begin Record excerpts

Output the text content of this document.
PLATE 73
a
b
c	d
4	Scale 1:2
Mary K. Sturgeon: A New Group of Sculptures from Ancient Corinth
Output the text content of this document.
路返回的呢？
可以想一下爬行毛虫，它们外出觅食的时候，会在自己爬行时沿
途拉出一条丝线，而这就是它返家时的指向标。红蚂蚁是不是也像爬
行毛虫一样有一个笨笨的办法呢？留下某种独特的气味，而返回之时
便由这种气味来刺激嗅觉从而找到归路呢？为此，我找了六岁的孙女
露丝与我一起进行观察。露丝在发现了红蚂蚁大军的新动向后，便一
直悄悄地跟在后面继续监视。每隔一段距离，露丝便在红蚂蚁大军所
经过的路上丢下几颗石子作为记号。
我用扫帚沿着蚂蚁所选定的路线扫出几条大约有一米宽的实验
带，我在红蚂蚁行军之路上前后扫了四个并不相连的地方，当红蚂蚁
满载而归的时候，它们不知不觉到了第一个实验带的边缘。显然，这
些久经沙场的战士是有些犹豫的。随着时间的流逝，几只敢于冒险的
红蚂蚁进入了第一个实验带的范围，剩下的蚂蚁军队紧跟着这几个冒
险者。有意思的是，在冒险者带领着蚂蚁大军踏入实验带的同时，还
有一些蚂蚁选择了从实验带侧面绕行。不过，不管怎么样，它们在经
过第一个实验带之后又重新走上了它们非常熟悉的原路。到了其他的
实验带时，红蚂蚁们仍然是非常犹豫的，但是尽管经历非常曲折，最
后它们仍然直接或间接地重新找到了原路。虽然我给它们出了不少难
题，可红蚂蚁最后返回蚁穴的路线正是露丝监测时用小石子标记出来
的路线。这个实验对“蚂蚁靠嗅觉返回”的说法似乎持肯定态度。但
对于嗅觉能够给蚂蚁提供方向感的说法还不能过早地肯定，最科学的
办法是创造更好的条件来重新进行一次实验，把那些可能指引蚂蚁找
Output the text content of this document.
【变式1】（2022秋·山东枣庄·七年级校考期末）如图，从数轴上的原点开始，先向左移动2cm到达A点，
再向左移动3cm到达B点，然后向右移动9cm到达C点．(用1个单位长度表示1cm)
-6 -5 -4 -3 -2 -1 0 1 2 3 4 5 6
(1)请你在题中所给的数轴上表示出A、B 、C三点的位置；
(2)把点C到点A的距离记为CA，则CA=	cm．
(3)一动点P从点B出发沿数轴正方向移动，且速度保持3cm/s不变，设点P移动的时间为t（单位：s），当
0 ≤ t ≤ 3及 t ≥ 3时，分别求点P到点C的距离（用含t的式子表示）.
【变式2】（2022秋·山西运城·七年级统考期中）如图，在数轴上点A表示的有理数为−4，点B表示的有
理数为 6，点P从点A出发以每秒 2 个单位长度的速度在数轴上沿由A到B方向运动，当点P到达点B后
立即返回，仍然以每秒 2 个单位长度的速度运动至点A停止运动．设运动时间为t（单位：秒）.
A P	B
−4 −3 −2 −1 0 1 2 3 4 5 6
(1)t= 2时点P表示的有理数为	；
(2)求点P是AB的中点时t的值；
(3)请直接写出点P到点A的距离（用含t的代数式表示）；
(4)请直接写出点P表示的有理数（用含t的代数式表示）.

end Record excerpts

* **Problem to work on**: Reproduce every record above exactly as it appears.

* **Problem solution**:
Output the text content of this document.
PLATE 73
a
b
c	d
4	Scale 1:2
Mary K. Sturgeon: A New Group of Sculptures from Ancient Corinth
Output the text content of this document.
路返回的呢？
可以想一下爬行毛虫，它们外出觅食的时候，会在自己爬行时沿
途拉出一条丝线，而这就是它返家时的指向标。红蚂蚁是不是也像爬
行毛虫一样有一个笨笨的办法呢？留下某种独特的气味，而返回之时
便由这种气味来刺激嗅觉从而找到归路呢？为此，我找了六岁的孙女
露丝与我一起进行观察。露丝在发现了红蚂蚁大军的新动向后，便一
直悄悄地跟在后面继续监视。每隔一段距离，露丝便在红蚂蚁大军所
经过的路上丢下几颗石子作为记号。
我用扫帚沿着蚂蚁所选定的路线扫出几条大约有一米宽的实验
带，我在红蚂蚁行军之路上前后扫了四个并不相连的地方，当红蚂蚁
满载而归的时候，它们不知不觉到了第一个实验带的边缘。显然，这
些久经沙场的战士是有些犹豫的。随着时间的流逝，几只敢于冒险的
红蚂蚁进入了第一个实验带的范围，剩下的蚂蚁军队紧跟着这几个冒
险者。有意思的是，在冒险者带领着蚂蚁大军踏入实验带的同时，还
有一些蚂蚁选择了从实验带侧面绕行。不过，不管怎么样，它们在经
过第一个实验带之后又重新走上了它们非常熟悉的原路。到了其他的
实验带时，红蚂蚁们仍然是非常犹豫的，但是尽管经历非常曲折，最
后它们仍然直接或间接地重新找到了原路。虽然我给它们出了不少难
题，可红蚂蚁最后返回蚁穴的路线正是露丝监测时用小石子标记出来
的路线。这个实验对“蚂蚁靠嗅觉返回”的说法似乎持肯定态度。但
对于嗅觉能够给蚂蚁提供方向感的说法还不能过早地肯定，最科学的
办法是创造更好的条件来重新进行一次实验，把那些可能指引蚂蚁找
Output the text content of this document.
【变式1】（2022秋·山东枣庄·七年级校考期末）如图，从数轴上的原点开始，先向左移动2cm到达A点，
再向左移动3cm到达B点，然后向右移动9cm到达C点．(用1个单位长度表示1cm)
-6 -5 -4 -3 -2 -1 0 1 2 3 4 5 6
(1)请你在题中所给的数轴上表示出A、B 、C三点的位置；
(2)把点C到点A的距离记为CA，则CA=	cm．
(3)一动点P从点B出发沿数轴正方向移动，且速度保持3cm/s不变，设点P移动的时间为t（单位：s），当
0 ≤ t ≤ 3及 t ≥ 3时，分别求点P到点C的距离（用含t的式子表示）.
【变式2】（2022秋·山西运城·七年级统考期中）如图，在数轴上点A表示的有理数为−4，点B表示的有
理数为 6，点P从点A出发以每秒 2 个单位长度的速度在数轴上沿由A到B方向运动，当点P到达点B后
立即返回，仍然以每秒 2 个单位长度的速度运动至点A停止运动．设运动时间为t（单位：秒）.
A P	B
−4 −3 −2 −1 0 1 2 3 4 5 6
(1)t= 2时点P表示的有理数为	；
(2)求点P是AB的中点时t的值；
(3)请直接写出点P到点A的距离（用含t的代数式表示）；
(4)请直接写出点P表示的有理数（用含t的代数式表示）.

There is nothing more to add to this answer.